── Article

February 11, 2023 – Nicholas Ward
Jonathan H. Choi and Ariel Jurow Kleiman of University of Minnesota Law School and Loyola Law School Los Angeles, respectively, have made available for download their article “Subjective Costs of Tax Compliance.” The abstract is as follows:
This Article introduces and estimates “subjective costs” of tax compliance, which are costs of tax compliance that people experience directly and individually. To measure these costs, we conducted a survey experiment assessing how much taxpayers would pay to reduce the unpleasantness associated with filing a tax return. The experiment revealed that taxpayers are more concerned about inadvertent mistakes in their tax filings than by the time spent on compliance. Respondents also only ascribed meaningful value to eliminating all tax compliance work; they ascribed essentially no value to marginal time savings. Additionally, eliminating tax compliance time for high-income taxpayers and taxpayers with complex returns is not worth much more than eliminating tax compliance time for low-income taxpayers with simple returns.

────

● **Task list**
1/ Render the records from the start up to and including the line with "bar xyxy=(225,444,229,509)" as a Markdown table with the columns No. and Line, leaving out blank lines.
2/ Carry the abstract on subjective tax compliance costs further from the point where it stops.

── Records to use

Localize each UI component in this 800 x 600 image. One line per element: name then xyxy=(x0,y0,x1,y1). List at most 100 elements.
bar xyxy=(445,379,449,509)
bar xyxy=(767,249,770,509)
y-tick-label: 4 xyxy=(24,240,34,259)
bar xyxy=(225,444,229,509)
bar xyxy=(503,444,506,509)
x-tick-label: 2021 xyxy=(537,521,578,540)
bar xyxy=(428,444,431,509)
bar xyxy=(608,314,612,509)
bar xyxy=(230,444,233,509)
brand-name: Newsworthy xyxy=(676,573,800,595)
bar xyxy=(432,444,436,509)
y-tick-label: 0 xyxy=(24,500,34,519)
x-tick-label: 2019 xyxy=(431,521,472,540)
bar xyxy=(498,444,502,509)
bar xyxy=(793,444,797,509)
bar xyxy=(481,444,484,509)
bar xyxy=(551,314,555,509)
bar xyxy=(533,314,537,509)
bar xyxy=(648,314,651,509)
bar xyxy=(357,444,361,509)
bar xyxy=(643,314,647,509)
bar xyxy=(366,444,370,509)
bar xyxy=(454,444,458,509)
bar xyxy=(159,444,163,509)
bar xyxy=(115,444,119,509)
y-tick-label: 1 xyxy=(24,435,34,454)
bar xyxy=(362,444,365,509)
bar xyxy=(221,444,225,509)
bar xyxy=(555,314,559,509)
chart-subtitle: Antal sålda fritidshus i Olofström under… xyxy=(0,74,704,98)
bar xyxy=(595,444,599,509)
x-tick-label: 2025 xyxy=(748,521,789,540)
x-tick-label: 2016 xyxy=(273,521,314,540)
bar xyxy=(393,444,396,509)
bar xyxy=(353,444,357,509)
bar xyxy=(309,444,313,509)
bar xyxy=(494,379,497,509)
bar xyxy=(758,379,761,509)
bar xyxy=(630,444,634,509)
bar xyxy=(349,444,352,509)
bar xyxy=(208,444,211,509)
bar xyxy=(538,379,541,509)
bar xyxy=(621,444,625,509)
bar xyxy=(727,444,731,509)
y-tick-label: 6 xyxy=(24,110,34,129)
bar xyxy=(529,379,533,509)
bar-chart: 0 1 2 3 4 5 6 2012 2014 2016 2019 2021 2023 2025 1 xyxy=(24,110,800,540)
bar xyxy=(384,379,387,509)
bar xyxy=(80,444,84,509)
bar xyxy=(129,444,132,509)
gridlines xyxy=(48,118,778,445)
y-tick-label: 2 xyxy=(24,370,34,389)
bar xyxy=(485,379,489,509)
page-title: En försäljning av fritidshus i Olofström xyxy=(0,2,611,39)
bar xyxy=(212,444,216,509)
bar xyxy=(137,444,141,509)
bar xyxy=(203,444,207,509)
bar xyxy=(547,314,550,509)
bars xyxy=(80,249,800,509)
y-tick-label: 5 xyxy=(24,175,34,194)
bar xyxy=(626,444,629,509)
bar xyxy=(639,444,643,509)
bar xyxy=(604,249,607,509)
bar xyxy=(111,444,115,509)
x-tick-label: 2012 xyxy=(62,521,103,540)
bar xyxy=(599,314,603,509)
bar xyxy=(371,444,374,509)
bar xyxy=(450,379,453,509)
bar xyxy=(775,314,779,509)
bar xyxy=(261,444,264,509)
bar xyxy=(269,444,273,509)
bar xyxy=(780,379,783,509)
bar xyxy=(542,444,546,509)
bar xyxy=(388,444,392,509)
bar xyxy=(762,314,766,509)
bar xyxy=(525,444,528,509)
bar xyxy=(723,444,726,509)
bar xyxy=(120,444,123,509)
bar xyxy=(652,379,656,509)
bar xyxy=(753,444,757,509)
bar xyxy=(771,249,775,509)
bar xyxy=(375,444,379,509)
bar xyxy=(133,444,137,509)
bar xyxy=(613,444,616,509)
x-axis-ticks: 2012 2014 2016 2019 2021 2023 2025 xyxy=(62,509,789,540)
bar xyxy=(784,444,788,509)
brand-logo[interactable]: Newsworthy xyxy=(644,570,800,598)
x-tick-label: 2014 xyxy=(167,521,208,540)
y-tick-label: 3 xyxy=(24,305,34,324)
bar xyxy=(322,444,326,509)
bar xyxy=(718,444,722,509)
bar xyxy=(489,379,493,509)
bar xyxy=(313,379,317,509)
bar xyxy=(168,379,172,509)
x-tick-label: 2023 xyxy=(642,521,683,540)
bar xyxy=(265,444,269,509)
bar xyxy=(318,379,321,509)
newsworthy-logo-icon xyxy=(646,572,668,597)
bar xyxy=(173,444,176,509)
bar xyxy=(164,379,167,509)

────

● **Responses per task**
1/
| No. | Line |
|---|---|
| 1 | Localize each UI component in this 800 x 600 image. One line per element: name then xyxy=(x0,y0,x1,y1). List at most 100 elements. |
| 2 | bar xyxy=(445,379,449,509) |
| 3 | bar xyxy=(767,249,770,509) |
| 4 | y-tick-label: 4 xyxy=(24,240,34,259) |
| 5 | bar xyxy=(225,444,229,509) |

2/
These findings have important implications for theory and policy. From a theoretical perspective, these survey results call into question the nearly universal practice of using market wages to monetize the time that people spend on tax compliance work. Indeed, our results suggest that people value their tax compliance time at a rate much lower than their hourly wage. Regarding policy, these findings counsel policymakers to think big when it comes to reducing tax compliance costs, focus on simplifications that reduce mistakes rather than merely saving time, and prioritize reforms that affect low-income taxpayers.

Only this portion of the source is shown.